╭─ LISTED ENTRIES

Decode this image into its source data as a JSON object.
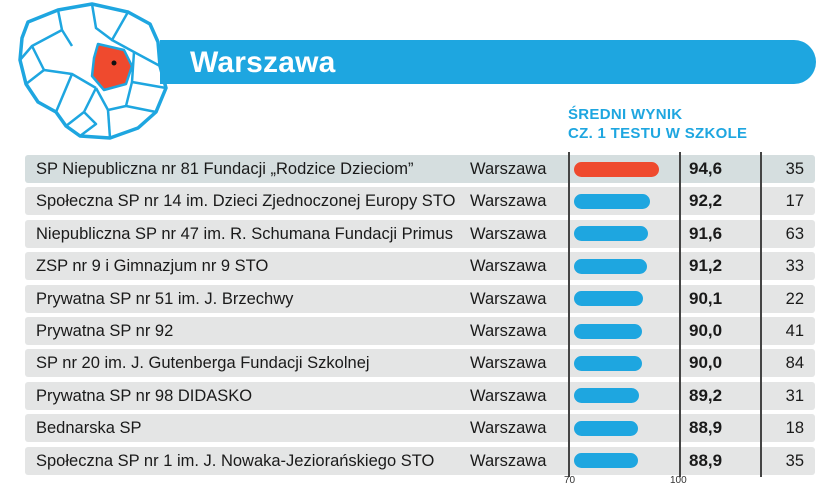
{
  "header": {
    "title": "Warszawa",
    "column_title_line1": "ŚREDNI WYNIK",
    "column_title_line2": "CZ. 1 TESTU W SZKOLE"
  },
  "colors": {
    "accent": "#1ea6e0",
    "highlight": "#ef4a2e",
    "row_background": "#e4e5e5",
    "highlight_row_background": "#d5dedf",
    "header_text": "#1ea6e0"
  },
  "chart_data": {
    "type": "bar",
    "orientation": "horizontal",
    "xlim": [
      70,
      100
    ],
    "x_tick_labels": [
      "70",
      "100"
    ],
    "categories": [
      "SP Niepubliczna nr 81 Fundacji „Rodzice Dzieciom”",
      "Społeczna SP nr 14 im. Dzieci Zjednoczonej Europy STO",
      "Niepubliczna SP nr 47 im. R. Schumana Fundacji Primus",
      "ZSP nr 9 i Gimnazjum nr 9 STO",
      "Prywatna SP nr 51 im. J. Brzechwy",
      "Prywatna SP nr 92",
      "SP nr 20 im. J. Gutenberga Fundacji Szkolnej",
      "Prywatna SP nr 98 DIDASKO",
      "Bednarska SP",
      "Społeczna SP nr 1 im. J. Nowaka-Jeziorańskiego STO"
    ],
    "city": [
      "Warszawa",
      "Warszawa",
      "Warszawa",
      "Warszawa",
      "Warszawa",
      "Warszawa",
      "Warszawa",
      "Warszawa",
      "Warszawa",
      "Warszawa"
    ],
    "values": [
      94.6,
      92.2,
      91.6,
      91.2,
      90.1,
      90.0,
      90.0,
      89.2,
      88.9,
      88.9
    ],
    "value_labels": [
      "94,6",
      "92,2",
      "91,6",
      "91,2",
      "90,1",
      "90,0",
      "90,0",
      "89,2",
      "88,9",
      "88,9"
    ],
    "counts": [
      "35",
      "17",
      "63",
      "33",
      "22",
      "41",
      "84",
      "31",
      "18",
      "35"
    ],
    "highlighted_index": 0
  }
}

╰─

### YOUR TASK
Restate the records word for word, omitting images.

### RESULT OF THE TASK
Decode this image into its source data as a JSON object.
{
  "header": {
    "title": "Warszawa",
    "column_title_line1": "ŚREDNI WYNIK",
    "column_title_line2": "CZ. 1 TESTU W SZKOLE"
  },
  "colors": {
    "accent": "#1ea6e0",
    "highlight": "#ef4a2e",
    "row_background": "#e4e5e5",
    "highlight_row_background": "#d5dedf",
    "header_text": "#1ea6e0"
  },
  "chart_data": {
    "type": "bar",
    "orientation": "horizontal",
    "xlim": [
      70,
      100
    ],
    "x_tick_labels": [
      "70",
      "100"
    ],
    "categories": [
      "SP Niepubliczna nr 81 Fundacji „Rodzice Dzieciom”",
      "Społeczna SP nr 14 im. Dzieci Zjednoczonej Europy STO",
      "Niepubliczna SP nr 47 im. R. Schumana Fundacji Primus",
      "ZSP nr 9 i Gimnazjum nr 9 STO",
      "Prywatna SP nr 51 im. J. Brzechwy",
      "Prywatna SP nr 92",
      "SP nr 20 im. J. Gutenberga Fundacji Szkolnej",
      "Prywatna SP nr 98 DIDASKO",
      "Bednarska SP",
      "Społeczna SP nr 1 im. J. Nowaka-Jeziorańskiego STO"
    ],
    "city": [
      "Warszawa",
      "Warszawa",
      "Warszawa",
      "Warszawa",
      "Warszawa",
      "Warszawa",
      "Warszawa",
      "Warszawa",
      "Warszawa",
      "Warszawa"
    ],
    "values": [
      94.6,
      92.2,
      91.6,
      91.2,
      90.1,
      90.0,
      90.0,
      89.2,
      88.9,
      88.9
    ],
    "value_labels": [
      "94,6",
      "92,2",
      "91,6",
      "91,2",
      "90,1",
      "90,0",
      "90,0",
      "89,2",
      "88,9",
      "88,9"
    ],
    "counts": [
      "35",
      "17",
      "63",
      "33",
      "22",
      "41",
      "84",
      "31",
      "18",
      "35"
    ],
    "highlighted_index": 0
  }
}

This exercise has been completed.